[Stored items from a collection]
# # #

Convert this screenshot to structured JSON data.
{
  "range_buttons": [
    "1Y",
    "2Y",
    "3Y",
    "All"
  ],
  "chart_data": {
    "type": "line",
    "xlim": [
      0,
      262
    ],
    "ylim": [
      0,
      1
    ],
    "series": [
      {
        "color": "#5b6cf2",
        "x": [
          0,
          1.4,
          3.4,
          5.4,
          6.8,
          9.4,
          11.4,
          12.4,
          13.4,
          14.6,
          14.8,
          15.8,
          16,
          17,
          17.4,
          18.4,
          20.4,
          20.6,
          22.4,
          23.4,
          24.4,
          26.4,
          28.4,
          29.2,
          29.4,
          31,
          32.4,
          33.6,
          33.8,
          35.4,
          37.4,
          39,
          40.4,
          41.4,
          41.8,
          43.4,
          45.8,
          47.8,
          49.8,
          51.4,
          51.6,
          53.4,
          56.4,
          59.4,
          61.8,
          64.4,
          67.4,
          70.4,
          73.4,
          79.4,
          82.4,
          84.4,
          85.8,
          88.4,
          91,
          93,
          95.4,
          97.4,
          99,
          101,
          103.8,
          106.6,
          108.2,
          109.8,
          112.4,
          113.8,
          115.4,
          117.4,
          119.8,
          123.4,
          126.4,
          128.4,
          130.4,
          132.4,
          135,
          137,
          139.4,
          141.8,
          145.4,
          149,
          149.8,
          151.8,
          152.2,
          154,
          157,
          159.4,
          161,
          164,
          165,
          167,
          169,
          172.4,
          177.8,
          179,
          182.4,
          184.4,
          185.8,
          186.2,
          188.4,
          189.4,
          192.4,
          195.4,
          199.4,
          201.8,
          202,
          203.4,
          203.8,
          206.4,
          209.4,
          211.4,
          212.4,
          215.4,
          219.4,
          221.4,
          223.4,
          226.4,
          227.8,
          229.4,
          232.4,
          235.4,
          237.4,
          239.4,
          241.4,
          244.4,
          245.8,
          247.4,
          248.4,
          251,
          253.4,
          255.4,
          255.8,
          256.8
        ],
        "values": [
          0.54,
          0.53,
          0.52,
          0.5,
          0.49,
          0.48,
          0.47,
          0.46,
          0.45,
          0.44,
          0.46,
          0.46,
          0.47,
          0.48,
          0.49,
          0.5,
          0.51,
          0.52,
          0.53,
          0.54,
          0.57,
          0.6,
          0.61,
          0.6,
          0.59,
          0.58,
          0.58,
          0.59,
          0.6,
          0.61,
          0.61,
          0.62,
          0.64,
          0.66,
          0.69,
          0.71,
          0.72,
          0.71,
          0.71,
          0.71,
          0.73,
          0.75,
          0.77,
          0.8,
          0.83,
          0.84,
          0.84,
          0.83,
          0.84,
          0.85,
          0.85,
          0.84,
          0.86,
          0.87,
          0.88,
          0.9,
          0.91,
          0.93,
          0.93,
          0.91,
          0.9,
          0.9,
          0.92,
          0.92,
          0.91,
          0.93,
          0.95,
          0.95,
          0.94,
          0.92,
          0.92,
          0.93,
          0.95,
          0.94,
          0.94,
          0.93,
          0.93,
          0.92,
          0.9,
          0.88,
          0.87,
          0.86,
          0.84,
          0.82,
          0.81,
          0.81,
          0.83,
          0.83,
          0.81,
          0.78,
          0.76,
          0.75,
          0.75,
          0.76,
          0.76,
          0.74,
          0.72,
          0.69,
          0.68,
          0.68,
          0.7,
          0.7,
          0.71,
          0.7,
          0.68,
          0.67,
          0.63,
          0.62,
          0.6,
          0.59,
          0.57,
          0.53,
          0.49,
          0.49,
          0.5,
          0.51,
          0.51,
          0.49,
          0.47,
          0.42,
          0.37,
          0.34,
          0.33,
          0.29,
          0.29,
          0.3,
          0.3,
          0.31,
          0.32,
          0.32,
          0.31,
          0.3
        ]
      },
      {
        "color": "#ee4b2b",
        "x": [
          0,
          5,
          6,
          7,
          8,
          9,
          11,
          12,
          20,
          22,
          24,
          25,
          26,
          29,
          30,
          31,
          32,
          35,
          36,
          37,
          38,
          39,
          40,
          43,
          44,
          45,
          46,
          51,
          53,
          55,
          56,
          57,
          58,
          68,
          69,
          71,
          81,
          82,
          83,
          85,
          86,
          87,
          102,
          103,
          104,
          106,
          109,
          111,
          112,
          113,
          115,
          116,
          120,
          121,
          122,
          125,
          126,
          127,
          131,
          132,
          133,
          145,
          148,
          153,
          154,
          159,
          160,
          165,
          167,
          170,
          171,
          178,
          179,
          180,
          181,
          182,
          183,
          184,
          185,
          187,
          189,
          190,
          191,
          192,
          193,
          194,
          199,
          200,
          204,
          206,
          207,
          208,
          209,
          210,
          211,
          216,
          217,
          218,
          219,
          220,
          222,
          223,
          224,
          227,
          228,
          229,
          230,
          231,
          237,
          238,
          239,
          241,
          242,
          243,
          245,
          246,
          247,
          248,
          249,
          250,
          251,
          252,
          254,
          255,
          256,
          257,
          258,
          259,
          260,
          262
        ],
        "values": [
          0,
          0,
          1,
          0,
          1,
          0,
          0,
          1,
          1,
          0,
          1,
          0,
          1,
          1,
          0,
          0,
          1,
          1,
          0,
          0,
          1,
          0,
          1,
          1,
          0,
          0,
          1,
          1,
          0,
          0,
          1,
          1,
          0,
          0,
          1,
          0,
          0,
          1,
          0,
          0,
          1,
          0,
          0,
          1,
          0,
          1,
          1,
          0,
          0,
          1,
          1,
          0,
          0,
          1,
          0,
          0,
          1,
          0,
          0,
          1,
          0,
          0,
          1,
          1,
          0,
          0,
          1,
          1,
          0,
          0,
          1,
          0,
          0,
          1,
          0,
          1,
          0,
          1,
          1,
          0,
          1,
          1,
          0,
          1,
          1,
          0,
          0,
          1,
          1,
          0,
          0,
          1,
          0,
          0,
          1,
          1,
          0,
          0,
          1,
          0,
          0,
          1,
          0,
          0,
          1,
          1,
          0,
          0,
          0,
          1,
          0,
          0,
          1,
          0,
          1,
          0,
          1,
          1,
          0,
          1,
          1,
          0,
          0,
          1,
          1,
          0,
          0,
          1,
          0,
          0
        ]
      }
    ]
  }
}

# # #

- PROBLEM TO WORK ON -
Repeat the records above exactly, from the first line to the last.

- OUTPUT -
Convert this screenshot to structured JSON data.
{
  "range_buttons": [
    "1Y",
    "2Y",
    "3Y",
    "All"
  ],
  "chart_data": {
    "type": "line",
    "xlim": [
      0,
      262
    ],
    "ylim": [
      0,
      1
    ],
    "series": [
      {
        "color": "#5b6cf2",
        "x": [
          0,
          1.4,
          3.4,
          5.4,
          6.8,
          9.4,
          11.4,
          12.4,
          13.4,
          14.6,
          14.8,
          15.8,
          16,
          17,
          17.4,
          18.4,
          20.4,
          20.6,
          22.4,
          23.4,
          24.4,
          26.4,
          28.4,
          29.2,
          29.4,
          31,
          32.4,
          33.6,
          33.8,
          35.4,
          37.4,
          39,
          40.4,
          41.4,
          41.8,
          43.4,
          45.8,
          47.8,
          49.8,
          51.4,
          51.6,
          53.4,
          56.4,
          59.4,
          61.8,
          64.4,
          67.4,
          70.4,
          73.4,
          79.4,
          82.4,
          84.4,
          85.8,
          88.4,
          91,
          93,
          95.4,
          97.4,
          99,
          101,
          103.8,
          106.6,
          108.2,
          109.8,
          112.4,
          113.8,
          115.4,
          117.4,
          119.8,
          123.4,
          126.4,
          128.4,
          130.4,
          132.4,
          135,
          137,
          139.4,
          141.8,
          145.4,
          149,
          149.8,
          151.8,
          152.2,
          154,
          157,
          159.4,
          161,
          164,
          165,
          167,
          169,
          172.4,
          177.8,
          179,
          182.4,
          184.4,
          185.8,
          186.2,
          188.4,
          189.4,
          192.4,
          195.4,
          199.4,
          201.8,
          202,
          203.4,
          203.8,
          206.4,
          209.4,
          211.4,
          212.4,
          215.4,
          219.4,
          221.4,
          223.4,
          226.4,
          227.8,
          229.4,
          232.4,
          235.4,
          237.4,
          239.4,
          241.4,
          244.4,
          245.8,
          247.4,
          248.4,
          251,
          253.4,
          255.4,
          255.8,
          256.8
        ],
        "values": [
          0.54,
          0.53,
          0.52,
          0.5,
          0.49,
          0.48,
          0.47,
          0.46,
          0.45,
          0.44,
          0.46,
          0.46,
          0.47,
          0.48,
          0.49,
          0.5,
          0.51,
          0.52,
          0.53,
          0.54,
          0.57,
          0.6,
          0.61,
          0.6,
          0.59,
          0.58,
          0.58,
          0.59,
          0.6,
          0.61,
          0.61,
          0.62,
          0.64,
          0.66,
          0.69,
          0.71,
          0.72,
          0.71,
          0.71,
          0.71,
          0.73,
          0.75,
          0.77,
          0.8,
          0.83,
          0.84,
          0.84,
          0.83,
          0.84,
          0.85,
          0.85,
          0.84,
          0.86,
          0.87,
          0.88,
          0.9,
          0.91,
          0.93,
          0.93,
          0.91,
          0.9,
          0.9,
          0.92,
          0.92,
          0.91,
          0.93,
          0.95,
          0.95,
          0.94,
          0.92,
          0.92,
          0.93,
          0.95,
          0.94,
          0.94,
          0.93,
          0.93,
          0.92,
          0.9,
          0.88,
          0.87,
          0.86,
          0.84,
          0.82,
          0.81,
          0.81,
          0.83,
          0.83,
          0.81,
          0.78,
          0.76,
          0.75,
          0.75,
          0.76,
          0.76,
          0.74,
          0.72,
          0.69,
          0.68,
          0.68,
          0.7,
          0.7,
          0.71,
          0.7,
          0.68,
          0.67,
          0.63,
          0.62,
          0.6,
          0.59,
          0.57,
          0.53,
          0.49,
          0.49,
          0.5,
          0.51,
          0.51,
          0.49,
          0.47,
          0.42,
          0.37,
          0.34,
          0.33,
          0.29,
          0.29,
          0.3,
          0.3,
          0.31,
          0.32,
          0.32,
          0.31,
          0.3
        ]
      },
      {
        "color": "#ee4b2b",
        "x": [
          0,
          5,
          6,
          7,
          8,
          9,
          11,
          12,
          20,
          22,
          24,
          25,
          26,
          29,
          30,
          31,
          32,
          35,
          36,
          37,
          38,
          39,
          40,
          43,
          44,
          45,
          46,
          51,
          53,
          55,
          56,
          57,
          58,
          68,
          69,
          71,
          81,
          82,
          83,
          85,
          86,
          87,
          102,
          103,
          104,
          106,
          109,
          111,
          112,
          113,
          115,
          116,
          120,
          121,
          122,
          125,
          126,
          127,
          131,
          132,
          133,
          145,
          148,
          153,
          154,
          159,
          160,
          165,
          167,
          170,
          171,
          178,
          179,
          180,
          181,
          182,
          183,
          184,
          185,
          187,
          189,
          190,
          191,
          192,
          193,
          194,
          199,
          200,
          204,
          206,
          207,
          208,
          209,
          210,
          211,
          216,
          217,
          218,
          219,
          220,
          222,
          223,
          224,
          227,
          228,
          229,
          230,
          231,
          237,
          238,
          239,
          241,
          242,
          243,
          245,
          246,
          247,
          248,
          249,
          250,
          251,
          252,
          254,
          255,
          256,
          257,
          258,
          259,
          260,
          262
        ],
        "values": [
          0,
          0,
          1,
          0,
          1,
          0,
          0,
          1,
          1,
          0,
          1,
          0,
          1,
          1,
          0,
          0,
          1,
          1,
          0,
          0,
          1,
          0,
          1,
          1,
          0,
          0,
          1,
          1,
          0,
          0,
          1,
          1,
          0,
          0,
          1,
          0,
          0,
          1,
          0,
          0,
          1,
          0,
          0,
          1,
          0,
          1,
          1,
          0,
          0,
          1,
          1,
          0,
          0,
          1,
          0,
          0,
          1,
          0,
          0,
          1,
          0,
          0,
          1,
          1,
          0,
          0,
          1,
          1,
          0,
          0,
          1,
          0,
          0,
          1,
          0,
          1,
          0,
          1,
          1,
          0,
          1,
          1,
          0,
          1,
          1,
          0,
          0,
          1,
          1,
          0,
          0,
          1,
          0,
          0,
          1,
          1,
          0,
          0,
          1,
          0,
          0,
          1,
          0,
          0,
          1,
          1,
          0,
          0,
          0,
          1,
          0,
          0,
          1,
          0,
          1,
          0,
          1,
          1,
          0,
          1,
          1,
          0,
          0,
          1,
          1,
          0,
          0,
          1,
          0,
          0
        ]
      }
    ]
  }
}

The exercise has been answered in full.